SUPPLIED ENTRIES:
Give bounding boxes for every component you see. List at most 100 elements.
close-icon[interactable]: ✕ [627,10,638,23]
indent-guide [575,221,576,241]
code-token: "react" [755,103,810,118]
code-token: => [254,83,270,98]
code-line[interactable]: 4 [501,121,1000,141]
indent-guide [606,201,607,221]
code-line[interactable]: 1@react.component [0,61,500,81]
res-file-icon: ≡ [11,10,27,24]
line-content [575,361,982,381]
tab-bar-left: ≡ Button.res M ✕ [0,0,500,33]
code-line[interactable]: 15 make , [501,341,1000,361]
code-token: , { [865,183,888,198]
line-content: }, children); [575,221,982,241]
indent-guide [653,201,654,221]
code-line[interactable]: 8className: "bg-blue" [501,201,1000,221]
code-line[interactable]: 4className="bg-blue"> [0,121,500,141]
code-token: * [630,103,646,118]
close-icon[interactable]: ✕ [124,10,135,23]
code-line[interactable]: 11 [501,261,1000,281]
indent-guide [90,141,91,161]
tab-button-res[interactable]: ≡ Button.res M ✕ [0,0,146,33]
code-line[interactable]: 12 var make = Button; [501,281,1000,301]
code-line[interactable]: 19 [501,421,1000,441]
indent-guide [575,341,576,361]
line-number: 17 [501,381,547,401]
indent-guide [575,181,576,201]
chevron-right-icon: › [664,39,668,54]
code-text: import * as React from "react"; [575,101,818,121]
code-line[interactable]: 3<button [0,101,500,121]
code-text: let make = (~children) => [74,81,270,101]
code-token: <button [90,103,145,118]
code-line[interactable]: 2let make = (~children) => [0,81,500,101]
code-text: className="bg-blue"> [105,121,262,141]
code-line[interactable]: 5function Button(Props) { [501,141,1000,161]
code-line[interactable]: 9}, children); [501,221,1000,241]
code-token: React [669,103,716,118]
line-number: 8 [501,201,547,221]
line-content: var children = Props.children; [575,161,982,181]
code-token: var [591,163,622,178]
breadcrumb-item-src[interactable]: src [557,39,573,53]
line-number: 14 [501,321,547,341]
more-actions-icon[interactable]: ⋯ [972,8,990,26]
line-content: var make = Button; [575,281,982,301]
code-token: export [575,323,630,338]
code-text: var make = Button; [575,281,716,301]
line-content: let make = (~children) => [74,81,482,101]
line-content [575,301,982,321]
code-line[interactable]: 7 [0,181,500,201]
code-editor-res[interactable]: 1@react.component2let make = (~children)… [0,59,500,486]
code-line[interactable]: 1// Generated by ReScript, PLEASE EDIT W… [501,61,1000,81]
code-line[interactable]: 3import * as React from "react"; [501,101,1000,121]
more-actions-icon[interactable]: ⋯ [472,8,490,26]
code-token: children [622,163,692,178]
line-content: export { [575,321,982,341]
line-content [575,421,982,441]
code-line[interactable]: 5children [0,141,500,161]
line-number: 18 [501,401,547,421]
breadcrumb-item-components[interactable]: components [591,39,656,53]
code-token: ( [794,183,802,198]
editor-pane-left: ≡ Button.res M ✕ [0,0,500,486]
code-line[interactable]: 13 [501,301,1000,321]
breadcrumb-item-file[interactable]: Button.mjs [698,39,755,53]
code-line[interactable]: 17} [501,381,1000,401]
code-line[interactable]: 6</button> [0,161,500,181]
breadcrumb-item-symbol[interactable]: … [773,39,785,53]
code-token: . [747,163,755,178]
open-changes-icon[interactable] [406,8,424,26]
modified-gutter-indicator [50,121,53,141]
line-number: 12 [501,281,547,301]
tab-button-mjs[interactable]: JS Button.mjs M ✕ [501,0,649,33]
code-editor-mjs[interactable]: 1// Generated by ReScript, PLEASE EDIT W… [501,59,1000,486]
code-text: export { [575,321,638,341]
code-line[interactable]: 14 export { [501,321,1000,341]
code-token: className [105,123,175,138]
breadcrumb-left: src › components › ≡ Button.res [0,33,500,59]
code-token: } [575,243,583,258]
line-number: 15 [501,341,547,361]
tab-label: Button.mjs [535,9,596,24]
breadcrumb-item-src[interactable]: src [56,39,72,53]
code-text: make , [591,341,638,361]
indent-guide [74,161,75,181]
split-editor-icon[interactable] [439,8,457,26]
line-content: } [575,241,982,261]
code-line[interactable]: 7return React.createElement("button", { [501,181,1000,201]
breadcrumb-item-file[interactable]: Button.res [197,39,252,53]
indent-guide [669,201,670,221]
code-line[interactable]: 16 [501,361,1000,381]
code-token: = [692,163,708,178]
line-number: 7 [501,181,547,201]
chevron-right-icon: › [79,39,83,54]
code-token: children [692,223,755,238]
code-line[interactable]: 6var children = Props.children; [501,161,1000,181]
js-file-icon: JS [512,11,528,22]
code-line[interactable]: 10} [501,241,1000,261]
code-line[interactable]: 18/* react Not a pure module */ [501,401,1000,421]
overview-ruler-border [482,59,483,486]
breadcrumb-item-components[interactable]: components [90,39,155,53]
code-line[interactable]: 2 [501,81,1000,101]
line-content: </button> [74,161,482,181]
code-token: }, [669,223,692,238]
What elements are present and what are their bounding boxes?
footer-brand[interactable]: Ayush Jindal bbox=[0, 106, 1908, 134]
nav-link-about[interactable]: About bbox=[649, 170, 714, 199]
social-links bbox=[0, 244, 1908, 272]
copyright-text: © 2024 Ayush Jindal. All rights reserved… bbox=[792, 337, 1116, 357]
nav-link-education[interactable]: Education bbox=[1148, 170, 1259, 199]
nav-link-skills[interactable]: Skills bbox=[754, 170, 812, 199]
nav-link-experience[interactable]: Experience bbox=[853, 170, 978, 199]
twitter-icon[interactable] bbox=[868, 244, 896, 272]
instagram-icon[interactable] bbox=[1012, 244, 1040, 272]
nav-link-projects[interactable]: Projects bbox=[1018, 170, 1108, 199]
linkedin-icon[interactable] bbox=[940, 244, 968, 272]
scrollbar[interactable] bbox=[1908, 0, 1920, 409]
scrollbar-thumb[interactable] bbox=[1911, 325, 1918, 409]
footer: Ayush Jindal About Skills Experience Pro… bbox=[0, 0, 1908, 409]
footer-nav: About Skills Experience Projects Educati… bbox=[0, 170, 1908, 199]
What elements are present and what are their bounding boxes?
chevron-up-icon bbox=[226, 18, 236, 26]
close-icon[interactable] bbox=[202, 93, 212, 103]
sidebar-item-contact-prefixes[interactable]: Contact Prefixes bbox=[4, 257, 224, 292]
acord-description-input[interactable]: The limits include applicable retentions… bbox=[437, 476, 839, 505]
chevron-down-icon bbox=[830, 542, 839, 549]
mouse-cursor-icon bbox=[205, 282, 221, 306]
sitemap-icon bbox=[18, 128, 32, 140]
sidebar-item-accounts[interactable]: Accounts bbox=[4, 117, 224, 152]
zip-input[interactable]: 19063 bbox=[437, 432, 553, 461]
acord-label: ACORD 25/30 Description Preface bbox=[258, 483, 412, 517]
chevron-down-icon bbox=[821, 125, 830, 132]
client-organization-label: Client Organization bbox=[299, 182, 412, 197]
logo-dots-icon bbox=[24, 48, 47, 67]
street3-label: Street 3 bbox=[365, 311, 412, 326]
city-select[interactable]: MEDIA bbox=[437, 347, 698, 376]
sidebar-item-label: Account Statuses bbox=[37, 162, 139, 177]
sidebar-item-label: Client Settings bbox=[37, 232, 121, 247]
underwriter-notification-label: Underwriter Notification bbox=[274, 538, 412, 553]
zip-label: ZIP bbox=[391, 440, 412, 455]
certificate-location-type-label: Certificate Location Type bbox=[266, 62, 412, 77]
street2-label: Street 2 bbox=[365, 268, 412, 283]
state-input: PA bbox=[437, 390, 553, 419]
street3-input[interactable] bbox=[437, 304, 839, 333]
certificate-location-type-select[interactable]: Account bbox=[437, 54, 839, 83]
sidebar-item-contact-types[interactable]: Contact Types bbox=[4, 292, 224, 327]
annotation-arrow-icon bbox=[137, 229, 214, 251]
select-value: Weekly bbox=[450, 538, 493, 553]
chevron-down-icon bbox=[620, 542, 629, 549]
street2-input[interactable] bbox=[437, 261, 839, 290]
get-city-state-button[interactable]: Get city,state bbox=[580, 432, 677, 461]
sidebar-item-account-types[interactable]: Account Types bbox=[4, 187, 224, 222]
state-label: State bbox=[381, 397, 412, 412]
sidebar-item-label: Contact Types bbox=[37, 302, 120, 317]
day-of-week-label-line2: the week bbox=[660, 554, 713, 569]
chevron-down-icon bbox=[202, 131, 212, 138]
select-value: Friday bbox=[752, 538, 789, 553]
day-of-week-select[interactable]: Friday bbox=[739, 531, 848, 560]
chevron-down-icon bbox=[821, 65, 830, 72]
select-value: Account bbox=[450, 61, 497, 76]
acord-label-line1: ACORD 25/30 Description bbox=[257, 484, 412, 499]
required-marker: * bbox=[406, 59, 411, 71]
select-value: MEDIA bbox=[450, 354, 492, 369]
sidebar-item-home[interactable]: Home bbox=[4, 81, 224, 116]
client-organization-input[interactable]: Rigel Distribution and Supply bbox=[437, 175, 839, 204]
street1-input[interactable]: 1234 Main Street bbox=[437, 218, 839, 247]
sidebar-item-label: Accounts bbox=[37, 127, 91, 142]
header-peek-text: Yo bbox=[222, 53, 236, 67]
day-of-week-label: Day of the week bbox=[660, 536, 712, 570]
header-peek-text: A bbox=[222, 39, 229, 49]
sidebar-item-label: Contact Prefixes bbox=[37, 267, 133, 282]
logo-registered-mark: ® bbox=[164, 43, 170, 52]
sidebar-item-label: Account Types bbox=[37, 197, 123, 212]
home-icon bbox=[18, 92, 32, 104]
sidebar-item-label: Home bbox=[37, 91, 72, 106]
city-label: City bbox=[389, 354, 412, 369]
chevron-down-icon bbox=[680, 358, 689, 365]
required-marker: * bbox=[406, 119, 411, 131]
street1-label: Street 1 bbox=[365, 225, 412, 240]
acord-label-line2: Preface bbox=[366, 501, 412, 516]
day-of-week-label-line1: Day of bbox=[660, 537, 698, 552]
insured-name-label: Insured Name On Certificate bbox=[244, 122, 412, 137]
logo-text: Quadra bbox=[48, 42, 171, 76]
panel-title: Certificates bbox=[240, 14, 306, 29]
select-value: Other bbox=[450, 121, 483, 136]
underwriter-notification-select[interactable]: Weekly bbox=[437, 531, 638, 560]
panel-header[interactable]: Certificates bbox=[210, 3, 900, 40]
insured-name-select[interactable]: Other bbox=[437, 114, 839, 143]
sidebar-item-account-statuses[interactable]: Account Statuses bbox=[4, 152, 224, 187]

REQUIREMENTS:
Please rewrite the records from the start through the line holding "res-file-icon: ≡ [11,10,27,24]", inclusive, changing "indent-guide" to "indent-marker" and leaving everything else the same.

COMPLETE ANSWER:
Give bounding boxes for every component you see. List at most 100 elements.
close-icon[interactable]: ✕ [627,10,638,23]
indent-marker [575,221,576,241]
code-token: "react" [755,103,810,118]
code-token: => [254,83,270,98]
code-line[interactable]: 4 [501,121,1000,141]
indent-marker [606,201,607,221]
code-line[interactable]: 1@react.component [0,61,500,81]
res-file-icon: ≡ [11,10,27,24]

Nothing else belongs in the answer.